### WHAT YOU ARE ASKED TO DO
Output every line below without omitting or altering anything.

### WORKING DATA
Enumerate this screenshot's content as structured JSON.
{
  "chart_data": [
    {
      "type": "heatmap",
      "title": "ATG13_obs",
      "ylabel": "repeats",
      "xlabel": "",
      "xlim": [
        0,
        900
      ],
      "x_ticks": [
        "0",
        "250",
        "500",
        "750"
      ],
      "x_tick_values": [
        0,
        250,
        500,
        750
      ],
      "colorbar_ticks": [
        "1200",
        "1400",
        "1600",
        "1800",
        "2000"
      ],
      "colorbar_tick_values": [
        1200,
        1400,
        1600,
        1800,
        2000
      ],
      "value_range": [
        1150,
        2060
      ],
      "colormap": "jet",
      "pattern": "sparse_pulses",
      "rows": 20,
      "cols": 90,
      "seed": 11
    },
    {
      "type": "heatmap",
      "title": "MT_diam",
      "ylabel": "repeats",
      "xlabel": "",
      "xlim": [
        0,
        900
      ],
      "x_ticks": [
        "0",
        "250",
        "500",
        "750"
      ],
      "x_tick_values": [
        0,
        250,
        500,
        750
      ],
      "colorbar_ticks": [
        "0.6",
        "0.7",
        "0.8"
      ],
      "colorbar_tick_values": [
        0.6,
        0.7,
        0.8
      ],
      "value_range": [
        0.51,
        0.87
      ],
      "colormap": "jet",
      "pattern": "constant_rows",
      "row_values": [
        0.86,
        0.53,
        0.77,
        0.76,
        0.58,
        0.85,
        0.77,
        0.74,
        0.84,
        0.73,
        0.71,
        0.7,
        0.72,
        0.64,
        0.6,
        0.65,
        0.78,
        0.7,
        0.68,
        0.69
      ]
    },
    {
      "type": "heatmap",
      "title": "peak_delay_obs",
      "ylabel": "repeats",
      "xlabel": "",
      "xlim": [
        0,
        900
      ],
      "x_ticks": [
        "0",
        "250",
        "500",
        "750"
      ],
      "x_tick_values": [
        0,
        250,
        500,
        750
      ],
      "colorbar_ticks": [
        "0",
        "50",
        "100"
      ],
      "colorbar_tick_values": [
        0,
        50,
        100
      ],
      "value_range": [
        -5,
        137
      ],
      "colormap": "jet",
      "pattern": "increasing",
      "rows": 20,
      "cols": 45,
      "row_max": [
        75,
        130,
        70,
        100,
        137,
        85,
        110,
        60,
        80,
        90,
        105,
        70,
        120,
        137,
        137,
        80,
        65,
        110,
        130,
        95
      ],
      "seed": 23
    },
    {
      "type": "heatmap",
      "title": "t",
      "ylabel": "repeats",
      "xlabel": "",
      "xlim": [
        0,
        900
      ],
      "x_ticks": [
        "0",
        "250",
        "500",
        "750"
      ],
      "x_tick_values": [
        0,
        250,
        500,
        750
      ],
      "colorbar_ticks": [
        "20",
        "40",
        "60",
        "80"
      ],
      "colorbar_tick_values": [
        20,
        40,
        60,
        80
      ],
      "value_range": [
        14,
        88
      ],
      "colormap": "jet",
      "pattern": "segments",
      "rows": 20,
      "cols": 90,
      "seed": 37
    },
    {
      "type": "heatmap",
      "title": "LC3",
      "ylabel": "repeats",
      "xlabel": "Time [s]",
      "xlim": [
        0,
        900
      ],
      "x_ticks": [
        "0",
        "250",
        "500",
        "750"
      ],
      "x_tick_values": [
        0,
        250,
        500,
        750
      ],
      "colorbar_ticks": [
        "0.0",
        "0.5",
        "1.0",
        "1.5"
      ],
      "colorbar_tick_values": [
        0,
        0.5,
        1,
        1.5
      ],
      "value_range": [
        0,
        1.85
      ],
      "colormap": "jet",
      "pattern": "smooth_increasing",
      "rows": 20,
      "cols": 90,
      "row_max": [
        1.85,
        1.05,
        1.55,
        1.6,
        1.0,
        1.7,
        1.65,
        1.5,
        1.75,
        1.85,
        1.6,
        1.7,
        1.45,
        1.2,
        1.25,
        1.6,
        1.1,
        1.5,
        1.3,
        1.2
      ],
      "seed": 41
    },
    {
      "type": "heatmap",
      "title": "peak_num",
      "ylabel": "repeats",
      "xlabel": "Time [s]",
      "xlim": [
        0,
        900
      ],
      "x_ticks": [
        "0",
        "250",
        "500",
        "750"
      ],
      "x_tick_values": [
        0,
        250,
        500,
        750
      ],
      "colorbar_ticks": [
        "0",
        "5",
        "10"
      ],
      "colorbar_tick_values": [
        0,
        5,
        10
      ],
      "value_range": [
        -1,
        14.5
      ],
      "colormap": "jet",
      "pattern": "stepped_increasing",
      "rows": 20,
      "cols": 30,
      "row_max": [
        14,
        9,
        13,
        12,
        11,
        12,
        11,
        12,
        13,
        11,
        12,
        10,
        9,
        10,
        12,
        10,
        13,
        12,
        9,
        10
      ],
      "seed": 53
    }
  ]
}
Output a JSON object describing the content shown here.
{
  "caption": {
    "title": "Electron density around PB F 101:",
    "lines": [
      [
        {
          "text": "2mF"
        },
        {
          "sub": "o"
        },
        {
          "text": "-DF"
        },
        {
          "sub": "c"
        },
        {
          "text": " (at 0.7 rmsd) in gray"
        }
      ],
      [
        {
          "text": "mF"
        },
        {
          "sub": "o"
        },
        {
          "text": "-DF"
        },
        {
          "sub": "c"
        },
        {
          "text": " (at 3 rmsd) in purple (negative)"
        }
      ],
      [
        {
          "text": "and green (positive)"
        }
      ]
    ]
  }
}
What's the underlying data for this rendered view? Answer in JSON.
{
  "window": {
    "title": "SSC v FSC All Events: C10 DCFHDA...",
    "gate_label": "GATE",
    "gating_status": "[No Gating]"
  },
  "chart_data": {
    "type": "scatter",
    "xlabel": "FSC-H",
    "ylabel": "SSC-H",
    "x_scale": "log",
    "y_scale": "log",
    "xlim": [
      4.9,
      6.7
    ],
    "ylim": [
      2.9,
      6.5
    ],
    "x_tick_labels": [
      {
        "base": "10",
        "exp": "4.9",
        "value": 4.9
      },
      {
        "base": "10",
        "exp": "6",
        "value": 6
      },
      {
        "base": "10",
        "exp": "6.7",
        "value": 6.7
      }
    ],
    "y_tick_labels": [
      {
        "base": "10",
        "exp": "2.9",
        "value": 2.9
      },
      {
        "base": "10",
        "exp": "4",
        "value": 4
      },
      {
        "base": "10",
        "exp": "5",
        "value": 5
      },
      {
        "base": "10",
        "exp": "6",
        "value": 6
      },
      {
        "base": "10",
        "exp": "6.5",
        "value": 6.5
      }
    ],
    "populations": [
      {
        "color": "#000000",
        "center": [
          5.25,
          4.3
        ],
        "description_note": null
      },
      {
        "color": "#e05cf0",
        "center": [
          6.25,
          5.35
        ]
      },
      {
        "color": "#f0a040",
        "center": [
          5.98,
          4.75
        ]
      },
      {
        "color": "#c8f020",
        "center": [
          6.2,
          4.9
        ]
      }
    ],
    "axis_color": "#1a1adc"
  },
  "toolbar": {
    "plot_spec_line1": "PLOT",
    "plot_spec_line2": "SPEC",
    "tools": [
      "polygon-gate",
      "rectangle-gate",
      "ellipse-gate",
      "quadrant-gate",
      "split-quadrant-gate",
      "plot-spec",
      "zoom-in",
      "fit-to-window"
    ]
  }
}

### RESULT FOR THIS EXERCISE
Enumerate this screenshot's content as structured JSON.
{
  "chart_data": [
    {
      "type": "heatmap",
      "title": "ATG13_obs",
      "ylabel": "repeats",
      "xlabel": "",
      "xlim": [
        0,
        900
      ],
      "x_ticks": [
        "0",
        "250",
        "500",
        "750"
      ],
      "x_tick_values": [
        0,
        250,
        500,
        750
      ],
      "colorbar_ticks": [
        "1200",
        "1400",
        "1600",
        "1800",
        "2000"
      ],
      "colorbar_tick_values": [
        1200,
        1400,
        1600,
        1800,
        2000
      ],
      "value_range": [
        1150,
        2060
      ],
      "colormap": "jet",
      "pattern": "sparse_pulses",
      "rows": 20,
      "cols": 90,
      "seed": 11
    },
    {
      "type": "heatmap",
      "title": "MT_diam",
      "ylabel": "repeats",
      "xlabel": "",
      "xlim": [
        0,
        900
      ],
      "x_ticks": [
        "0",
        "250",
        "500",
        "750"
      ],
      "x_tick_values": [
        0,
        250,
        500,
        750
      ],
      "colorbar_ticks": [
        "0.6",
        "0.7",
        "0.8"
      ],
      "colorbar_tick_values": [
        0.6,
        0.7,
        0.8
      ],
      "value_range": [
        0.51,
        0.87
      ],
      "colormap": "jet",
      "pattern": "constant_rows",
      "row_values": [
        0.86,
        0.53,
        0.77,
        0.76,
        0.58,
        0.85,
        0.77,
        0.74,
        0.84,
        0.73,
        0.71,
        0.7,
        0.72,
        0.64,
        0.6,
        0.65,
        0.78,
        0.7,
        0.68,
        0.69
      ]
    },
    {
      "type": "heatmap",
      "title": "peak_delay_obs",
      "ylabel": "repeats",
      "xlabel": "",
      "xlim": [
        0,
        900
      ],
      "x_ticks": [
        "0",
        "250",
        "500",
        "750"
      ],
      "x_tick_values": [
        0,
        250,
        500,
        750
      ],
      "colorbar_ticks": [
        "0",
        "50",
        "100"
      ],
      "colorbar_tick_values": [
        0,
        50,
        100
      ],
      "value_range": [
        -5,
        137
      ],
      "colormap": "jet",
      "pattern": "increasing",
      "rows": 20,
      "cols": 45,
      "row_max": [
        75,
        130,
        70,
        100,
        137,
        85,
        110,
        60,
        80,
        90,
        105,
        70,
        120,
        137,
        137,
        80,
        65,
        110,
        130,
        95
      ],
      "seed": 23
    },
    {
      "type": "heatmap",
      "title": "t",
      "ylabel": "repeats",
      "xlabel": "",
      "xlim": [
        0,
        900
      ],
      "x_ticks": [
        "0",
        "250",
        "500",
        "750"
      ],
      "x_tick_values": [
        0,
        250,
        500,
        750
      ],
      "colorbar_ticks": [
        "20",
        "40",
        "60",
        "80"
      ],
      "colorbar_tick_values": [
        20,
        40,
        60,
        80
      ],
      "value_range": [
        14,
        88
      ],
      "colormap": "jet",
      "pattern": "segments",
      "rows": 20,
      "cols": 90,
      "seed": 37
    },
    {
      "type": "heatmap",
      "title": "LC3",
      "ylabel": "repeats",
      "xlabel": "Time [s]",
      "xlim": [
        0,
        900
      ],
      "x_ticks": [
        "0",
        "250",
        "500",
        "750"
      ],
      "x_tick_values": [
        0,
        250,
        500,
        750
      ],
      "colorbar_ticks": [
        "0.0",
        "0.5",
        "1.0",
        "1.5"
      ],
      "colorbar_tick_values": [
        0,
        0.5,
        1,
        1.5
      ],
      "value_range": [
        0,
        1.85
      ],
      "colormap": "jet",
      "pattern": "smooth_increasing",
      "rows": 20,
      "cols": 90,
      "row_max": [
        1.85,
        1.05,
        1.55,
        1.6,
        1.0,
        1.7,
        1.65,
        1.5,
        1.75,
        1.85,
        1.6,
        1.7,
        1.45,
        1.2,
        1.25,
        1.6,
        1.1,
        1.5,
        1.3,
        1.2
      ],
      "seed": 41
    },
    {
      "type": "heatmap",
      "title": "peak_num",
      "ylabel": "repeats",
      "xlabel": "Time [s]",
      "xlim": [
        0,
        900
      ],
      "x_ticks": [
        "0",
        "250",
        "500",
        "750"
      ],
      "x_tick_values": [
        0,
        250,
        500,
        750
      ],
      "colorbar_ticks": [
        "0",
        "5",
        "10"
      ],
      "colorbar_tick_values": [
        0,
        5,
        10
      ],
      "value_range": [
        -1,
        14.5
      ],
      "colormap": "jet",
      "pattern": "stepped_increasing",
      "rows": 20,
      "cols": 30,
      "row_max": [
        14,
        9,
        13,
        12,
        11,
        12,
        11,
        12,
        13,
        11,
        12,
        10,
        9,
        10,
        12,
        10,
        13,
        12,
        9,
        10
      ],
      "seed": 53
    }
  ]
}
Output a JSON object describing the content shown here.
{
  "caption": {
    "title": "Electron density around PB F 101:",
    "lines": [
      [
        {
          "text": "2mF"
        },
        {
          "sub": "o"
        },
        {
          "text": "-DF"
        },
        {
          "sub": "c"
        },
        {
          "text": " (at 0.7 rmsd) in gray"
        }
      ],
      [
        {
          "text": "mF"
        },
        {
          "sub": "o"
        },
        {
          "text": "-DF"
        },
        {
          "sub": "c"
        },
        {
          "text": " (at 3 rmsd) in purple (negative)"
        }
      ],
      [
        {
          "text": "and green (positive)"
        }
      ]
    ]
  }
}
What's the underlying data for this rendered view? Answer in JSON.
{
  "window": {
    "title": "SSC v FSC All Events: C10 DCFHDA...",
    "gate_label": "GATE",
    "gating_status": "[No Gating]"
  },
  "chart_data": {
    "type": "scatter",
    "xlabel": "FSC-H",
    "ylabel": "SSC-H",
    "x_scale": "log",
    "y_scale": "log",
    "xlim": [
      4.9,
      6.7
    ],
    "ylim": [
      2.9,
      6.5
    ],
    "x_tick_labels": [
      {
        "base": "10",
        "exp": "4.9",
        "value": 4.9
      },
      {
        "base": "10",
        "exp": "6",
        "value": 6
      },
      {
        "base": "10",
        "exp": "6.7",
        "value": 6.7
      }
    ],
    "y_tick_labels": [
      {
        "base": "10",
        "exp": "2.9",
        "value": 2.9
      },
      {
        "base": "10",
        "exp": "4",
        "value": 4
      },
      {
        "base": "10",
        "exp": "5",
        "value": 5
      },
      {
        "base": "10",
        "exp": "6",
        "value": 6
      },
      {
        "base": "10",
        "exp": "6.5",
        "value": 6.5
      }
    ],
    "populations": [
      {
        "color": "#000000",
        "center": [
          5.25,
          4.3
        ],
        "description_note": null
      },
      {
        "color": "#e05cf0",
        "center": [
          6.25,
          5.35
        ]
      },
      {
        "color": "#f0a040",
        "center": [
          5.98,
          4.75
        ]
      },
      {
        "color": "#c8f020",
        "center": [
          6.2,
          4.9
        ]
      }
    ],
    "axis_color": "#1a1adc"
  },
  "toolbar": {
    "plot_spec_line1": "PLOT",
    "plot_spec_line2": "SPEC",
    "tools": [
      "polygon-gate",
      "rectangle-gate",
      "ellipse-gate",
      "quadrant-gate",
      "split-quadrant-gate",
      "plot-spec",
      "zoom-in",
      "fit-to-window"
    ]
  }
}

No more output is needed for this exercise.